┌─ Task input
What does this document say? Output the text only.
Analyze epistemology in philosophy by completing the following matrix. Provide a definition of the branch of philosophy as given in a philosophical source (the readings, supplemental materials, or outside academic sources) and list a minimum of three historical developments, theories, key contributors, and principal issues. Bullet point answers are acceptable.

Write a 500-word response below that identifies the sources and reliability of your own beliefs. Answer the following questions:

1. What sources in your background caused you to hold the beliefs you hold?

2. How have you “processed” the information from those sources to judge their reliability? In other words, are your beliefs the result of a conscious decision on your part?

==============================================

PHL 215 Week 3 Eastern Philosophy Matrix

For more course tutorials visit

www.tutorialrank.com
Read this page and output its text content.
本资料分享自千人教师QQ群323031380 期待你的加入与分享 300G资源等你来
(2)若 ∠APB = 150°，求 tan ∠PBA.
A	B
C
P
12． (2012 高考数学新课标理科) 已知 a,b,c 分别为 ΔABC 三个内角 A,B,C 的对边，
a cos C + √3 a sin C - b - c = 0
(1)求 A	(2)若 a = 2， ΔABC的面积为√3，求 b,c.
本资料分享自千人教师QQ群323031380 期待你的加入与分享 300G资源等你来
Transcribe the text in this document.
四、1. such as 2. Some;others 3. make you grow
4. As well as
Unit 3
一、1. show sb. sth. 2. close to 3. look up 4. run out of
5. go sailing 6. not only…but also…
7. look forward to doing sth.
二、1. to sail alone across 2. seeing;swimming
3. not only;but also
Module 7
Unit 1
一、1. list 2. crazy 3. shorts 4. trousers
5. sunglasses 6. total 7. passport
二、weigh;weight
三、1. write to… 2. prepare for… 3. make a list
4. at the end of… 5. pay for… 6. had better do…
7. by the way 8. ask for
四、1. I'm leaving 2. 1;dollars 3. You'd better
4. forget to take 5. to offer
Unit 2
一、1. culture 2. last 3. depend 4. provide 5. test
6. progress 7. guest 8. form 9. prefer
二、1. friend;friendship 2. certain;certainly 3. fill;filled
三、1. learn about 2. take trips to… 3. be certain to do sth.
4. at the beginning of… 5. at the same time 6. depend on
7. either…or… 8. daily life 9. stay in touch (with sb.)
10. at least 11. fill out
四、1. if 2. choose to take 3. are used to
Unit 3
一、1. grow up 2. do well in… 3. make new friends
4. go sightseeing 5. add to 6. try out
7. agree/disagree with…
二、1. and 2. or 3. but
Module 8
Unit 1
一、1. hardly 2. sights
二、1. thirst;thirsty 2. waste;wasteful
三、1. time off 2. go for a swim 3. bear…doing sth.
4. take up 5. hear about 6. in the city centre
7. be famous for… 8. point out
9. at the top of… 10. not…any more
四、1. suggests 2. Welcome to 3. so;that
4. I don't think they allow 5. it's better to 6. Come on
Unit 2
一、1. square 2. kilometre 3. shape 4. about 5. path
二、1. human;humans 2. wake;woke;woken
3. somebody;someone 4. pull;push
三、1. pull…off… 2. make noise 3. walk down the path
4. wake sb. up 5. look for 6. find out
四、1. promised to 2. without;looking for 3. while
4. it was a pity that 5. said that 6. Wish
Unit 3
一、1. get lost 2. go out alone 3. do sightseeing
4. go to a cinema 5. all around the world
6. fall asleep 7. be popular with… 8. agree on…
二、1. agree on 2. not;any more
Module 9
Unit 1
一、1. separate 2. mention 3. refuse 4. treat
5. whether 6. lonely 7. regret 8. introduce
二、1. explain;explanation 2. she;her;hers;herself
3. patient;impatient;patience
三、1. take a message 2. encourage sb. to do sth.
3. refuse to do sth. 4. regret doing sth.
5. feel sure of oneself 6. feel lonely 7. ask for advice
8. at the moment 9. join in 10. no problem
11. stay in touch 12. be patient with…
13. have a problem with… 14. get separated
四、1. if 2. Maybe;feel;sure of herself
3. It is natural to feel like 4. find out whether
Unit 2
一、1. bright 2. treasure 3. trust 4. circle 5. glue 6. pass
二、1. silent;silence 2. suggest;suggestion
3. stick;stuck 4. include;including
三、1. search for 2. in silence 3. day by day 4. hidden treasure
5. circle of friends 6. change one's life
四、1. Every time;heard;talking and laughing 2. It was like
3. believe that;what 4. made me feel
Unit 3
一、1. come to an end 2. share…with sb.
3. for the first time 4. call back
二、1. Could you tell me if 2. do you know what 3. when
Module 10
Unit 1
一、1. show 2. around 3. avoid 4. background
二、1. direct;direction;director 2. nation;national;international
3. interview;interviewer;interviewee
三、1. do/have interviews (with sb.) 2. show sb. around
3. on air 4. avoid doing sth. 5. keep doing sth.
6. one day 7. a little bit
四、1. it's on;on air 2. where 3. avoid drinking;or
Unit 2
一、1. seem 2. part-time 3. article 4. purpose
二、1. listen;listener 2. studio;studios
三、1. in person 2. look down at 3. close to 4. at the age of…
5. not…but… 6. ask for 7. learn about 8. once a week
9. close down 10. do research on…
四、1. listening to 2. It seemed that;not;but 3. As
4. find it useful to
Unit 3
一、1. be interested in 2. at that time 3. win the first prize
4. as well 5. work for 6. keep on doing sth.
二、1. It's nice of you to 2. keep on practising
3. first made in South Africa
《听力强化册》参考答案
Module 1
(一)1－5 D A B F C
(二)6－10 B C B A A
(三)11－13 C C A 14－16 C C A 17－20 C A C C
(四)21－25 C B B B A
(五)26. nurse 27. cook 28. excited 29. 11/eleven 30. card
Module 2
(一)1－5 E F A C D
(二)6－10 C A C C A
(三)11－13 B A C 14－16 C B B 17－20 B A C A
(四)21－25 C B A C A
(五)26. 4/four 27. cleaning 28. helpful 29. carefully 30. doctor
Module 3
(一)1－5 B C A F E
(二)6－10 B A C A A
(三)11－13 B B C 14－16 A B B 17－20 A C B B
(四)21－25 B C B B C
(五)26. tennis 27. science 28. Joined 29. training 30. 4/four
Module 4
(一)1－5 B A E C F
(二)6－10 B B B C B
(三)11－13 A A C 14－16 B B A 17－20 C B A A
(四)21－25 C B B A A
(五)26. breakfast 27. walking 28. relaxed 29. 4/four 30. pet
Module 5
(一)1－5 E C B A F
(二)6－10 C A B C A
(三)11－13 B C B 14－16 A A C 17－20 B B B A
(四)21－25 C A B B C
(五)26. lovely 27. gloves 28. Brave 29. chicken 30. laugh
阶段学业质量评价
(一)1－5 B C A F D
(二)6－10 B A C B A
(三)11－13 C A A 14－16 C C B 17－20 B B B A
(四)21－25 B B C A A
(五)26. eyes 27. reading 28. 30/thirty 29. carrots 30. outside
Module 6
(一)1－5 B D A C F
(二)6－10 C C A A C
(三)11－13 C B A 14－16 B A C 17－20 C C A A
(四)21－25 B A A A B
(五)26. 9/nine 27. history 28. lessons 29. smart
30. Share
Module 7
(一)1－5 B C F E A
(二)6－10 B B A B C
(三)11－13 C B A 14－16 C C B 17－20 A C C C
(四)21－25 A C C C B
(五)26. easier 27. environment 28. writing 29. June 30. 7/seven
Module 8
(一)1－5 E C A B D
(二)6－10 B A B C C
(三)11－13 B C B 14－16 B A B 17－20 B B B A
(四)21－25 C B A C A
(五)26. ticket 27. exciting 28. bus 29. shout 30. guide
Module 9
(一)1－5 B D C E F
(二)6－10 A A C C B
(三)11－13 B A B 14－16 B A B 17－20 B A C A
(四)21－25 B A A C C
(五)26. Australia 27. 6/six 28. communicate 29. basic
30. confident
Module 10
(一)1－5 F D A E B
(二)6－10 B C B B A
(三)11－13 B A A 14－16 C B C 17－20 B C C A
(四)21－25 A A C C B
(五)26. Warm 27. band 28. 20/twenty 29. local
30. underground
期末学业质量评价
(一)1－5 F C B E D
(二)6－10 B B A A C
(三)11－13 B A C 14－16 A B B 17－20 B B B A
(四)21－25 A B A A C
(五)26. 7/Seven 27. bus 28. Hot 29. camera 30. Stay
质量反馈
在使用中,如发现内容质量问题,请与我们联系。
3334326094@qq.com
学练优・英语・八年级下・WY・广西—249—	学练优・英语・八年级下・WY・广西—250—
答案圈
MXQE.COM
└─
Look for the word "made" in every line of the listing and copy the lines that have it.

## Final result
3. believe that;what 4. made me feel
3. first made in South Africa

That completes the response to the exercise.